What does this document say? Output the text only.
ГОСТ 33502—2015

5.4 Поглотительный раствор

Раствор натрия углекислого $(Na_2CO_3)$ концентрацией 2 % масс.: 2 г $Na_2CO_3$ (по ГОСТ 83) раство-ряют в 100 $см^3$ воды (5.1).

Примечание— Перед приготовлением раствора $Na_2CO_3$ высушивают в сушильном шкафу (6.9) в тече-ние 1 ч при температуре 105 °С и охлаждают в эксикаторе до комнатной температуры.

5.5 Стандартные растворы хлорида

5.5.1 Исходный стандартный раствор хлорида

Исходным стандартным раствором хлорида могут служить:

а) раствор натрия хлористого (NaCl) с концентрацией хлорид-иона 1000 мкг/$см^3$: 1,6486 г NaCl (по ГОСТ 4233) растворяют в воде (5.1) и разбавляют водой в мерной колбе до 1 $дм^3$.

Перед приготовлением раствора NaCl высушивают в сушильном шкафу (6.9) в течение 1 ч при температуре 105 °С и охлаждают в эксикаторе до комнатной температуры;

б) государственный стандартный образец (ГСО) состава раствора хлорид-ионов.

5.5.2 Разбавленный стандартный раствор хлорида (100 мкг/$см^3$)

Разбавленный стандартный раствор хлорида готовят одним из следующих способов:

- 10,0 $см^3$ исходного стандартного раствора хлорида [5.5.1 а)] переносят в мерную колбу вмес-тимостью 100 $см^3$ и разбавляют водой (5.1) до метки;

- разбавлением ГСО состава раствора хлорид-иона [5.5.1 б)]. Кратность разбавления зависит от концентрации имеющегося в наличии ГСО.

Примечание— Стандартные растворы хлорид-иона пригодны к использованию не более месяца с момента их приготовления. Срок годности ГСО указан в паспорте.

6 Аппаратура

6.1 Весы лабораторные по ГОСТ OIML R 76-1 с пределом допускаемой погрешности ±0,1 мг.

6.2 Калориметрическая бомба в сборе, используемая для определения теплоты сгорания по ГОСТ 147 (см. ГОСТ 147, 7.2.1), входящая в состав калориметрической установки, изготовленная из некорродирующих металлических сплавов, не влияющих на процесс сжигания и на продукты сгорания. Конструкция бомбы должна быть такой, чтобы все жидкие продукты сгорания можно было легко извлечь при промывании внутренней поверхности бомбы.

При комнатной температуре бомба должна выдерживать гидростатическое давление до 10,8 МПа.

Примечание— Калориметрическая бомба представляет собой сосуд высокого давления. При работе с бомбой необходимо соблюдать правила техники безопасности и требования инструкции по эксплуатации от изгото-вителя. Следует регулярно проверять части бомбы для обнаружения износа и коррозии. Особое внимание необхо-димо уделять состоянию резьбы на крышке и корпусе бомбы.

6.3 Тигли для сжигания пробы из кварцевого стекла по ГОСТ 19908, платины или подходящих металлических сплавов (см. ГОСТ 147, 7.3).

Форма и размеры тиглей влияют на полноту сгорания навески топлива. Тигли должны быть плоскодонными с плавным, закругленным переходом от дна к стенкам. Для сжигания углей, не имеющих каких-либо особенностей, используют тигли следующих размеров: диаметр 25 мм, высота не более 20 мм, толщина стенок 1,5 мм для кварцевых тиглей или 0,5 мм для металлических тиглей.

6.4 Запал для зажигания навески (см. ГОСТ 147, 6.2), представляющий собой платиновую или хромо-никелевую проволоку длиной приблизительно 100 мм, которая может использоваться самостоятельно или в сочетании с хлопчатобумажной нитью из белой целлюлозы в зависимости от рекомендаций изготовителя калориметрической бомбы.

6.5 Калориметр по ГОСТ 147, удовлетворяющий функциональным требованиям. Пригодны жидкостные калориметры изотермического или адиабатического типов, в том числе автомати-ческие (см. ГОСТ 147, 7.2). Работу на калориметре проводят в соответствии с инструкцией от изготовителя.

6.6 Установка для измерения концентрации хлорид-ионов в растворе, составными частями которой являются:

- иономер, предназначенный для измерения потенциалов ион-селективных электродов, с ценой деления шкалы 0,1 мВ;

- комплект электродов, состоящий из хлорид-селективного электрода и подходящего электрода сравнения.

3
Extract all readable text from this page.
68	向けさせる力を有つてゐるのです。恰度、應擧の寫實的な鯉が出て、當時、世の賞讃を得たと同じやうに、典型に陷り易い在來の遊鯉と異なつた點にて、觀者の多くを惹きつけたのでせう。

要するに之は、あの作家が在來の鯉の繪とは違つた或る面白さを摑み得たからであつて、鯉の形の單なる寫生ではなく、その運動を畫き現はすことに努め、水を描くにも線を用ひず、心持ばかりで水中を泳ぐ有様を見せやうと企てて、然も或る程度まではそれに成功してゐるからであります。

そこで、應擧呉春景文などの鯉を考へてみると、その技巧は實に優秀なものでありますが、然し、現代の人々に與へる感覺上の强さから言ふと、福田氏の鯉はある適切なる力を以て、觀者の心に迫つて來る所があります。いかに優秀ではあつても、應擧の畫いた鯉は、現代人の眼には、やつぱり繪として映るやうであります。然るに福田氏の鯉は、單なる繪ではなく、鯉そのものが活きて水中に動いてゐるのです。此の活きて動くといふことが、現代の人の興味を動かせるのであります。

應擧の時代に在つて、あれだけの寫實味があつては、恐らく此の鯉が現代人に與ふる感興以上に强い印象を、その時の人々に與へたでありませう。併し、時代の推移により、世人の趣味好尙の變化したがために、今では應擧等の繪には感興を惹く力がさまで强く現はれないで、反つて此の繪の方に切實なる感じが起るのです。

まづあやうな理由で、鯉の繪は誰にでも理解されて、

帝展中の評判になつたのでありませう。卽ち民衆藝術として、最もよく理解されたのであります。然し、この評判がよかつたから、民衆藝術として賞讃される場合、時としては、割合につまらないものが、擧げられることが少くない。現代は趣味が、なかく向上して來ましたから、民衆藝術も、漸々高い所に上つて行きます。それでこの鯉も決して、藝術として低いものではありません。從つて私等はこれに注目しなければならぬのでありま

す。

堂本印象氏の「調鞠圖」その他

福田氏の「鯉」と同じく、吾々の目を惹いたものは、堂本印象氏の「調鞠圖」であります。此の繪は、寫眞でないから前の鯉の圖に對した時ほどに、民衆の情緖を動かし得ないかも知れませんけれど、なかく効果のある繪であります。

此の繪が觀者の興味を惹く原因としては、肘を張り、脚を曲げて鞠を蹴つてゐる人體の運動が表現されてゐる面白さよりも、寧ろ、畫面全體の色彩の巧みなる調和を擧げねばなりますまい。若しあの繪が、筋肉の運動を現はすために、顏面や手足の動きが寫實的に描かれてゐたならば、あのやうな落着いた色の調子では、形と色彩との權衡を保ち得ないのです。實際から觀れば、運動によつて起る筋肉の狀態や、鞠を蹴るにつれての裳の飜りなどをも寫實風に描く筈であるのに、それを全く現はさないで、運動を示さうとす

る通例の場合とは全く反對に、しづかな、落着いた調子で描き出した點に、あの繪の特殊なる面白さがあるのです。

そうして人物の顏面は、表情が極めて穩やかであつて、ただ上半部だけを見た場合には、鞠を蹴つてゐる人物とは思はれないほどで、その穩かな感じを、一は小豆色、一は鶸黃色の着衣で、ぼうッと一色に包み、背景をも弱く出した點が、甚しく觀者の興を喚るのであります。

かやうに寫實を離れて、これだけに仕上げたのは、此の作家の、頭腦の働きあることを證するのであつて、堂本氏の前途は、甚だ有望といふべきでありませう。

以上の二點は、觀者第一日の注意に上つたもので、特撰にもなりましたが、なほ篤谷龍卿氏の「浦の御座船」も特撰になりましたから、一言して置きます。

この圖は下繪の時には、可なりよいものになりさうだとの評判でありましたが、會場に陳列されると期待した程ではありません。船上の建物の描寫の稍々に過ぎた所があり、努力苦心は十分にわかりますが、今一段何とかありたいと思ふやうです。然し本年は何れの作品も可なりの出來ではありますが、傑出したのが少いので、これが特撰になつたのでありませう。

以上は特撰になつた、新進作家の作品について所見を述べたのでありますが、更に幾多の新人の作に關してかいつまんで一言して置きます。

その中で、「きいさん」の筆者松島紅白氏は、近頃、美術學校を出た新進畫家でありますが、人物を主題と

▬▬▬

| Request |
Starting from the line containing "Extract all readable text from this page.", repeat each line through the end of the entries, exactly.

| Full answer |
Extract all readable text from this page.
68	向けさせる力を有つてゐるのです。恰度、應擧の寫實的な鯉が出て、當時、世の賞讃を得たと同じやうに、典型に陷り易い在來の遊鯉と異なつた點にて、觀者の多くを惹きつけたのでせう。

要するに之は、あの作家が在來の鯉の繪とは違つた或る面白さを摑み得たからであつて、鯉の形の單なる寫生ではなく、その運動を畫き現はすことに努め、水を描くにも線を用ひず、心持ばかりで水中を泳ぐ有様を見せやうと企てて、然も或る程度まではそれに成功してゐるからであります。

そこで、應擧呉春景文などの鯉を考へてみると、その技巧は實に優秀なものでありますが、然し、現代の人々に與へる感覺上の强さから言ふと、福田氏の鯉はある適切なる力を以て、觀者の心に迫つて來る所があります。いかに優秀ではあつても、應擧の畫いた鯉は、現代人の眼には、やつぱり繪として映るやうであります。然るに福田氏の鯉は、單なる繪ではなく、鯉そのものが活きて水中に動いてゐるのです。此の活きて動くといふことが、現代の人の興味を動かせるのであります。

應擧の時代に在つて、あれだけの寫實味があつては、恐らく此の鯉が現代人に與ふる感興以上に强い印象を、その時の人々に與へたでありませう。併し、時代の推移により、世人の趣味好尙の變化したがために、今では應擧等の繪には感興を惹く力がさまで强く現はれないで、反つて此の繪の方に切實なる感じが起るのです。

まづあやうな理由で、鯉の繪は誰にでも理解されて、

帝展中の評判になつたのでありませう。卽ち民衆藝術として、最もよく理解されたのであります。然し、この評判がよかつたから、民衆藝術として賞讃される場合、時としては、割合につまらないものが、擧げられることが少くない。現代は趣味が、なかく向上して來ましたから、民衆藝術も、漸々高い所に上つて行きます。それでこの鯉も決して、藝術として低いものではありません。從つて私等はこれに注目しなければならぬのでありま

す。

堂本印象氏の「調鞠圖」その他

福田氏の「鯉」と同じく、吾々の目を惹いたものは、堂本印象氏の「調鞠圖」であります。此の繪は、寫眞でないから前の鯉の圖に對した時ほどに、民衆の情緖を動かし得ないかも知れませんけれど、なかく効果のある繪であります。

此の繪が觀者の興味を惹く原因としては、肘を張り、脚を曲げて鞠を蹴つてゐる人體の運動が表現されてゐる面白さよりも、寧ろ、畫面全體の色彩の巧みなる調和を擧げねばなりますまい。若しあの繪が、筋肉の運動を現はすために、顏面や手足の動きが寫實的に描かれてゐたならば、あのやうな落着いた色の調子では、形と色彩との權衡を保ち得ないのです。實際から觀れば、運動によつて起る筋肉の狀態や、鞠を蹴るにつれての裳の飜りなどをも寫實風に描く筈であるのに、それを全く現はさないで、運動を示さうとす

る通例の場合とは全く反對に、しづかな、落着いた調子で描き出した點に、あの繪の特殊なる面白さがあるのです。

そうして人物の顏面は、表情が極めて穩やかであつて、ただ上半部だけを見た場合には、鞠を蹴つてゐる人物とは思はれないほどで、その穩かな感じを、一は小豆色、一は鶸黃色の着衣で、ぼうッと一色に包み、背景をも弱く出した點が、甚しく觀者の興を喚るのであります。

かやうに寫實を離れて、これだけに仕上げたのは、此の作家の、頭腦の働きあることを證するのであつて、堂本氏の前途は、甚だ有望といふべきでありませう。

以上の二點は、觀者第一日の注意に上つたもので、特撰にもなりましたが、なほ篤谷龍卿氏の「浦の御座船」も特撰になりましたから、一言して置きます。

この圖は下繪の時には、可なりよいものになりさうだとの評判でありましたが、會場に陳列されると期待した程ではありません。船上の建物の描寫の稍々に過ぎた所があり、努力苦心は十分にわかりますが、今一段何とかありたいと思ふやうです。然し本年は何れの作品も可なりの出來ではありますが、傑出したのが少いので、これが特撰になつたのでありませう。

以上は特撰になつた、新進作家の作品について所見を述べたのでありますが、更に幾多の新人の作に關してかいつまんで一言して置きます。

その中で、「きいさん」の筆者松島紅白氏は、近頃、美術學校を出た新進畫家でありますが、人物を主題と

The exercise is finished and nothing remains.